• [Problem statement]: Return the entries below in their exact form, leaving the pictures out.

>> begin Data section

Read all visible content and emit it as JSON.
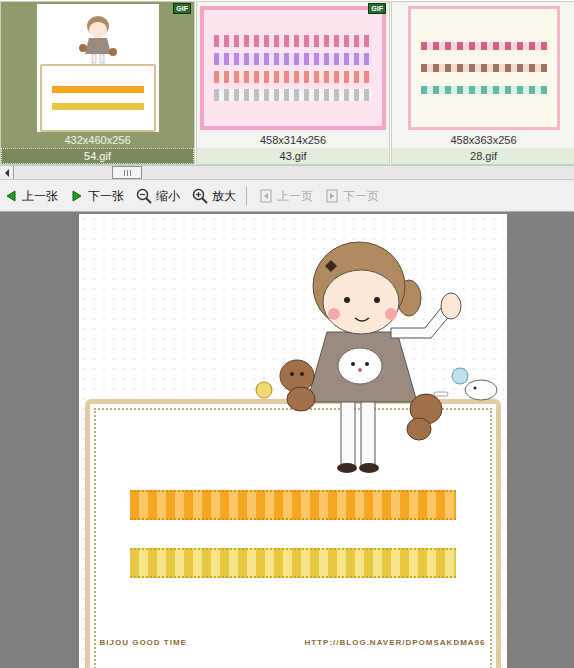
{
  "thumbnails": [
    {
      "file": "54.gif",
      "info": "432x460x256",
      "badge": "GIF",
      "selected": true
    },
    {
      "file": "43.gif",
      "info": "458x314x256",
      "badge": "GIF",
      "selected": false
    },
    {
      "file": "28.gif",
      "info": "458x363x256",
      "selected": false
    }
  ],
  "scrollbar": {
    "position": 0.19
  },
  "toolbar": [
    {
      "label": "上一张",
      "kind": "prev",
      "disabled": false
    },
    {
      "label": "下一张",
      "kind": "next",
      "disabled": false
    },
    {
      "label": "缩小",
      "kind": "zoom-out",
      "disabled": false
    },
    {
      "label": "放大",
      "kind": "zoom-in",
      "disabled": false
    },
    {
      "label": "上一页",
      "kind": "page-prev",
      "disabled": true
    },
    {
      "label": "下一页",
      "kind": "page-next",
      "disabled": true
    }
  ],
  "viewer": {
    "footer_left": "BIJOU GOOD TIME",
    "footer_right": "HTTP://BLOG.NAVER/DPOMSAKDMA96"
  }
}
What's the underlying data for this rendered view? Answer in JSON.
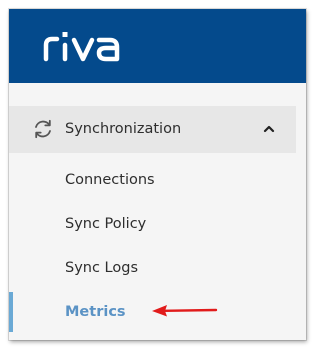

>> end Data section

• [Solution to this exercise]:
Read all visible content and emit it as JSON.
{
  "thumbnails": [
    {
      "file": "54.gif",
      "info": "432x460x256",
      "badge": "GIF",
      "selected": true
    },
    {
      "file": "43.gif",
      "info": "458x314x256",
      "badge": "GIF",
      "selected": false
    },
    {
      "file": "28.gif",
      "info": "458x363x256",
      "selected": false
    }
  ],
  "scrollbar": {
    "position": 0.19
  },
  "toolbar": [
    {
      "label": "上一张",
      "kind": "prev",
      "disabled": false
    },
    {
      "label": "下一张",
      "kind": "next",
      "disabled": false
    },
    {
      "label": "缩小",
      "kind": "zoom-out",
      "disabled": false
    },
    {
      "label": "放大",
      "kind": "zoom-in",
      "disabled": false
    },
    {
      "label": "上一页",
      "kind": "page-prev",
      "disabled": true
    },
    {
      "label": "下一页",
      "kind": "page-next",
      "disabled": true
    }
  ],
  "viewer": {
    "footer_left": "BIJOU GOOD TIME",
    "footer_right": "HTTP://BLOG.NAVER/DPOMSAKDMA96"
  }
}
What's the underlying data for this rendered view? Answer in JSON.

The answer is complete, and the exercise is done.